## Stored data:
(begin)

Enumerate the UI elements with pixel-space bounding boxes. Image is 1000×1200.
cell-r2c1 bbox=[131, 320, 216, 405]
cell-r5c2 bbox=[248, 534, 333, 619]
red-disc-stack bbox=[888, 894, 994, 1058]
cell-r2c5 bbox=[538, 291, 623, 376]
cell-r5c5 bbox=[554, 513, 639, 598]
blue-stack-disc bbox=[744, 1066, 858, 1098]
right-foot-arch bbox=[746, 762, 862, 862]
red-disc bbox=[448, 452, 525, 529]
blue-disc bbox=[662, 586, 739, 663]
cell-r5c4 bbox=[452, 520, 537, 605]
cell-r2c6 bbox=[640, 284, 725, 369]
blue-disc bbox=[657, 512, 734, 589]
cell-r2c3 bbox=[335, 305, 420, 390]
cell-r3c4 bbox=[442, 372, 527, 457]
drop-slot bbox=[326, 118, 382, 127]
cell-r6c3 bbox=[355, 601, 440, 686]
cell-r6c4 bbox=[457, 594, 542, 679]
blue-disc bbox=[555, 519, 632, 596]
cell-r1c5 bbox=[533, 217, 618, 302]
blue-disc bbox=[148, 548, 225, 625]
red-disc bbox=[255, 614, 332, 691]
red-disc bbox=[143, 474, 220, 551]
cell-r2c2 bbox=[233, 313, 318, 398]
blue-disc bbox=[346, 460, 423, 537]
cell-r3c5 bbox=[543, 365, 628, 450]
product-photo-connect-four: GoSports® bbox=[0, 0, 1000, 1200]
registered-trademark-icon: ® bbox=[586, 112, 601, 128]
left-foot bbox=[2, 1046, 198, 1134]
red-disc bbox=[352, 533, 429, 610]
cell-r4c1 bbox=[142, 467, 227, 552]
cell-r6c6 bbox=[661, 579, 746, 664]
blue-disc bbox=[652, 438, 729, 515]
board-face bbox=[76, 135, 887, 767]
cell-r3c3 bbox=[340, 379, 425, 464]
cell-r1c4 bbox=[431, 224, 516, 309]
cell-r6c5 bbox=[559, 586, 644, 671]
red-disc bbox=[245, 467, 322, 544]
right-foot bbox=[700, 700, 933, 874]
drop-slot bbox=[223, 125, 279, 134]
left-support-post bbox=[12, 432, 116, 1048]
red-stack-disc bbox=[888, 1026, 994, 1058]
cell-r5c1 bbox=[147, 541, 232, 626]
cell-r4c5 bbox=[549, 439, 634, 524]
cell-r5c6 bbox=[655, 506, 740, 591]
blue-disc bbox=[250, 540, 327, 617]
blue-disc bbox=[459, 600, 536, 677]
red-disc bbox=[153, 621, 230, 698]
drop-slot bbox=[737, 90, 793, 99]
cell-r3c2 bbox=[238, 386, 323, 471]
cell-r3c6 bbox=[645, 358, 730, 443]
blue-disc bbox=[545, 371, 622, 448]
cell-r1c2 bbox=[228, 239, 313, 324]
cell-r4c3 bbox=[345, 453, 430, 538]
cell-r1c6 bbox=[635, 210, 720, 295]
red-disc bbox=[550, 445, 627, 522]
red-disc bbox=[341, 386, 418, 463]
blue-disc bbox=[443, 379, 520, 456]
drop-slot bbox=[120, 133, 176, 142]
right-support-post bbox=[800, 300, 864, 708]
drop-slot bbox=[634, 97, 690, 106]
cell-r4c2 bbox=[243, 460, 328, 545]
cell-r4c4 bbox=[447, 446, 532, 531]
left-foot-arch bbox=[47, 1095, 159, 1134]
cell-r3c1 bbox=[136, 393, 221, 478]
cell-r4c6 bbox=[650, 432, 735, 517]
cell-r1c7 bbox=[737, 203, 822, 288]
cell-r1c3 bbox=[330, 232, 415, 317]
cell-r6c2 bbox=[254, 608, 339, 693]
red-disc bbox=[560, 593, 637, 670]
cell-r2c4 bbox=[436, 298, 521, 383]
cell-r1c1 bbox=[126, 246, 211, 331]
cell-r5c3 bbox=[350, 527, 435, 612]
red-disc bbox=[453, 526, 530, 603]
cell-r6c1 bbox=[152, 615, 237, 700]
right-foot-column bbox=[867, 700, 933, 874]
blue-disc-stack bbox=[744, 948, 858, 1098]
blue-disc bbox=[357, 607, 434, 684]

(end)

## Exercise task:
Copy every line of the records above with no changes at all.

## Result:
Enumerate the UI elements with pixel-space bounding boxes. Image is 1000×1200.
cell-r2c1 bbox=[131, 320, 216, 405]
cell-r5c2 bbox=[248, 534, 333, 619]
red-disc-stack bbox=[888, 894, 994, 1058]
cell-r2c5 bbox=[538, 291, 623, 376]
cell-r5c5 bbox=[554, 513, 639, 598]
blue-stack-disc bbox=[744, 1066, 858, 1098]
right-foot-arch bbox=[746, 762, 862, 862]
red-disc bbox=[448, 452, 525, 529]
blue-disc bbox=[662, 586, 739, 663]
cell-r5c4 bbox=[452, 520, 537, 605]
cell-r2c6 bbox=[640, 284, 725, 369]
blue-disc bbox=[657, 512, 734, 589]
cell-r2c3 bbox=[335, 305, 420, 390]
cell-r3c4 bbox=[442, 372, 527, 457]
drop-slot bbox=[326, 118, 382, 127]
cell-r6c3 bbox=[355, 601, 440, 686]
cell-r6c4 bbox=[457, 594, 542, 679]
blue-disc bbox=[555, 519, 632, 596]
cell-r1c5 bbox=[533, 217, 618, 302]
blue-disc bbox=[148, 548, 225, 625]
red-disc bbox=[255, 614, 332, 691]
red-disc bbox=[143, 474, 220, 551]
cell-r2c2 bbox=[233, 313, 318, 398]
blue-disc bbox=[346, 460, 423, 537]
cell-r3c5 bbox=[543, 365, 628, 450]
product-photo-connect-four: GoSports® bbox=[0, 0, 1000, 1200]
registered-trademark-icon: ® bbox=[586, 112, 601, 128]
left-foot bbox=[2, 1046, 198, 1134]
red-disc bbox=[352, 533, 429, 610]
cell-r4c1 bbox=[142, 467, 227, 552]
cell-r6c6 bbox=[661, 579, 746, 664]
blue-disc bbox=[652, 438, 729, 515]
board-face bbox=[76, 135, 887, 767]
cell-r3c3 bbox=[340, 379, 425, 464]
cell-r1c4 bbox=[431, 224, 516, 309]
cell-r6c5 bbox=[559, 586, 644, 671]
red-disc bbox=[245, 467, 322, 544]
right-foot bbox=[700, 700, 933, 874]
drop-slot bbox=[223, 125, 279, 134]
left-support-post bbox=[12, 432, 116, 1048]
red-stack-disc bbox=[888, 1026, 994, 1058]
cell-r5c1 bbox=[147, 541, 232, 626]
cell-r4c5 bbox=[549, 439, 634, 524]
cell-r5c6 bbox=[655, 506, 740, 591]
blue-disc bbox=[250, 540, 327, 617]
blue-disc bbox=[459, 600, 536, 677]
red-disc bbox=[153, 621, 230, 698]
drop-slot bbox=[737, 90, 793, 99]
cell-r3c2 bbox=[238, 386, 323, 471]
cell-r3c6 bbox=[645, 358, 730, 443]
blue-disc bbox=[545, 371, 622, 448]
cell-r1c2 bbox=[228, 239, 313, 324]
cell-r4c3 bbox=[345, 453, 430, 538]
cell-r1c6 bbox=[635, 210, 720, 295]
red-disc bbox=[550, 445, 627, 522]
red-disc bbox=[341, 386, 418, 463]
blue-disc bbox=[443, 379, 520, 456]
drop-slot bbox=[120, 133, 176, 142]
right-support-post bbox=[800, 300, 864, 708]
drop-slot bbox=[634, 97, 690, 106]
cell-r4c2 bbox=[243, 460, 328, 545]
cell-r4c4 bbox=[447, 446, 532, 531]
left-foot-arch bbox=[47, 1095, 159, 1134]
cell-r3c1 bbox=[136, 393, 221, 478]
cell-r4c6 bbox=[650, 432, 735, 517]
cell-r1c7 bbox=[737, 203, 822, 288]
cell-r1c3 bbox=[330, 232, 415, 317]
cell-r6c2 bbox=[254, 608, 339, 693]
red-disc bbox=[560, 593, 637, 670]
cell-r2c4 bbox=[436, 298, 521, 383]
cell-r1c1 bbox=[126, 246, 211, 331]
cell-r5c3 bbox=[350, 527, 435, 612]
red-disc bbox=[453, 526, 530, 603]
cell-r6c1 bbox=[152, 615, 237, 700]
right-foot-column bbox=[867, 700, 933, 874]
blue-disc-stack bbox=[744, 948, 858, 1098]
blue-disc bbox=[357, 607, 434, 684]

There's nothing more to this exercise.